**TASK GOAL:** List every line in the records below that contains the string "CEMD", treating uppercase and lowercase as different.

**EXTRACTED RECORDS:**
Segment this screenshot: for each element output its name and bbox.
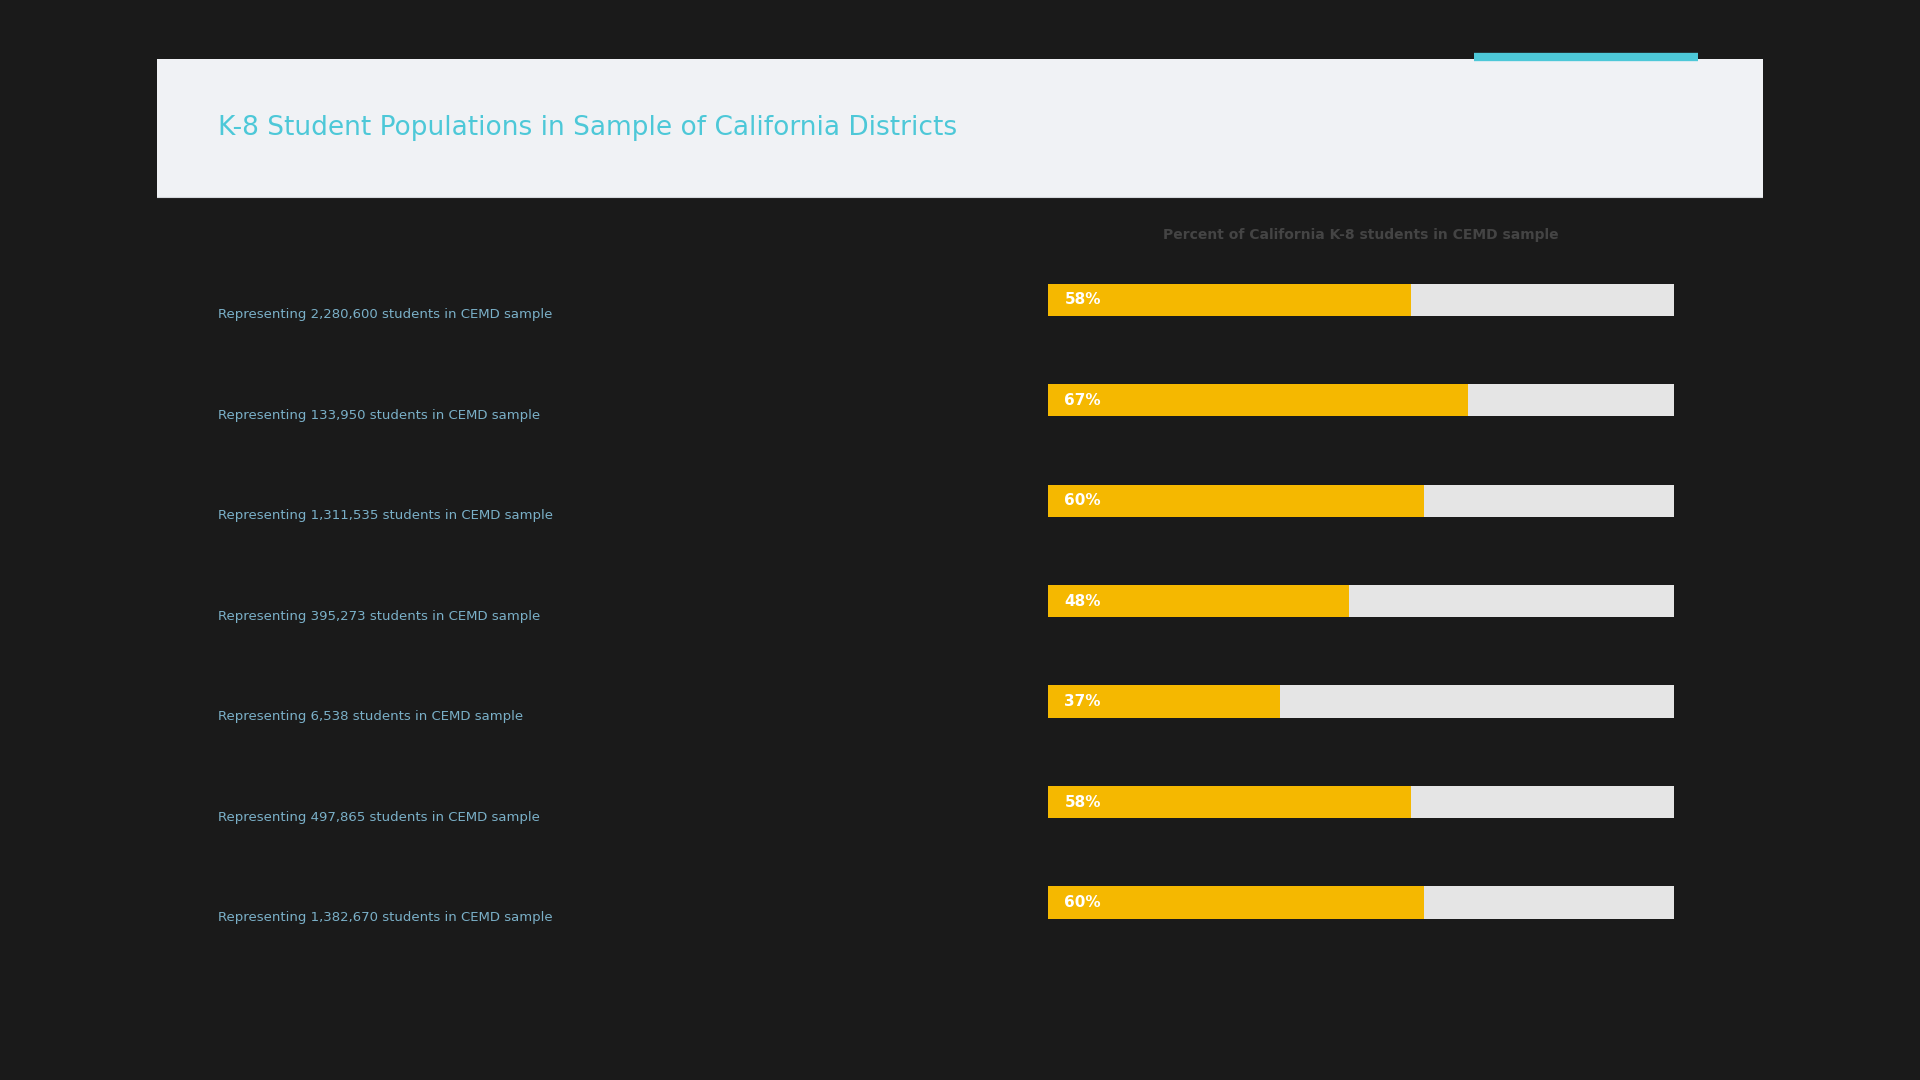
Text: 37%: 37% xyxy=(1064,694,1100,710)
Text: Students enrolled in the National School Lunch Program: Students enrolled in the National School… xyxy=(219,876,730,891)
Text: Latino students: Latino students xyxy=(219,474,361,489)
Text: Representing 497,865 students in CEMD sample: Representing 497,865 students in CEMD sa… xyxy=(219,811,540,824)
Text: 58%: 58% xyxy=(1064,795,1100,810)
FancyBboxPatch shape xyxy=(1048,585,1348,618)
FancyBboxPatch shape xyxy=(1048,585,1674,618)
FancyBboxPatch shape xyxy=(1048,284,1411,315)
FancyBboxPatch shape xyxy=(1048,384,1467,417)
Text: All students: All students xyxy=(219,273,326,288)
Text: 58%: 58% xyxy=(1064,293,1100,307)
Text: Black students: Black students xyxy=(219,374,353,389)
Text: 60%: 60% xyxy=(1064,895,1100,910)
Text: Multilingual learners: Multilingual learners xyxy=(219,775,407,791)
FancyBboxPatch shape xyxy=(1048,485,1674,517)
Text: 48%: 48% xyxy=(1064,594,1100,609)
FancyBboxPatch shape xyxy=(1048,284,1674,315)
Text: 60%: 60% xyxy=(1064,494,1100,509)
Text: White students: White students xyxy=(219,575,357,590)
FancyBboxPatch shape xyxy=(1048,485,1425,517)
FancyBboxPatch shape xyxy=(1048,887,1674,919)
FancyBboxPatch shape xyxy=(1048,786,1674,819)
FancyBboxPatch shape xyxy=(1048,786,1411,819)
Text: Indigenous students: Indigenous students xyxy=(219,675,403,690)
Text: Representing 1,382,670 students in CEMD sample: Representing 1,382,670 students in CEMD … xyxy=(219,912,553,924)
FancyBboxPatch shape xyxy=(1048,384,1674,417)
FancyBboxPatch shape xyxy=(1048,686,1281,718)
FancyBboxPatch shape xyxy=(1048,686,1674,718)
Text: Representing 2,280,600 students in CEMD sample: Representing 2,280,600 students in CEMD … xyxy=(219,309,553,322)
FancyBboxPatch shape xyxy=(1048,887,1425,919)
FancyBboxPatch shape xyxy=(157,59,1763,198)
Text: Representing 1,311,535 students in CEMD sample: Representing 1,311,535 students in CEMD … xyxy=(219,510,553,523)
Text: Percent of California K-8 students in CEMD sample: Percent of California K-8 students in CE… xyxy=(1164,228,1559,242)
Text: Representing 6,538 students in CEMD sample: Representing 6,538 students in CEMD samp… xyxy=(219,711,524,724)
Text: K-8 Student Populations in Sample of California Districts: K-8 Student Populations in Sample of Cal… xyxy=(219,116,958,141)
Text: 67%: 67% xyxy=(1064,393,1100,407)
Text: Representing 395,273 students in CEMD sample: Representing 395,273 students in CEMD sa… xyxy=(219,610,541,623)
Text: Representing 133,950 students in CEMD sample: Representing 133,950 students in CEMD sa… xyxy=(219,409,541,422)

**RESPONSE TO THIS TASK:**
Text: Representing 497,865 students in CEMD sample: Representing 497,865 students in CEMD sa… xyxy=(219,811,540,824)
Text: Representing 1,382,670 students in CEMD sample: Representing 1,382,670 students in CEMD … xyxy=(219,912,553,924)
Text: Representing 2,280,600 students in CEMD sample: Representing 2,280,600 students in CEMD … xyxy=(219,309,553,322)
Text: Representing 1,311,535 students in CEMD sample: Representing 1,311,535 students in CEMD … xyxy=(219,510,553,523)
Text: Percent of California K-8 students in CEMD sample: Percent of California K-8 students in CE… xyxy=(1164,228,1559,242)
Text: Representing 6,538 students in CEMD sample: Representing 6,538 students in CEMD samp… xyxy=(219,711,524,724)
Text: Representing 395,273 students in CEMD sample: Representing 395,273 students in CEMD sa… xyxy=(219,610,541,623)
Text: Representing 133,950 students in CEMD sample: Representing 133,950 students in CEMD sa… xyxy=(219,409,541,422)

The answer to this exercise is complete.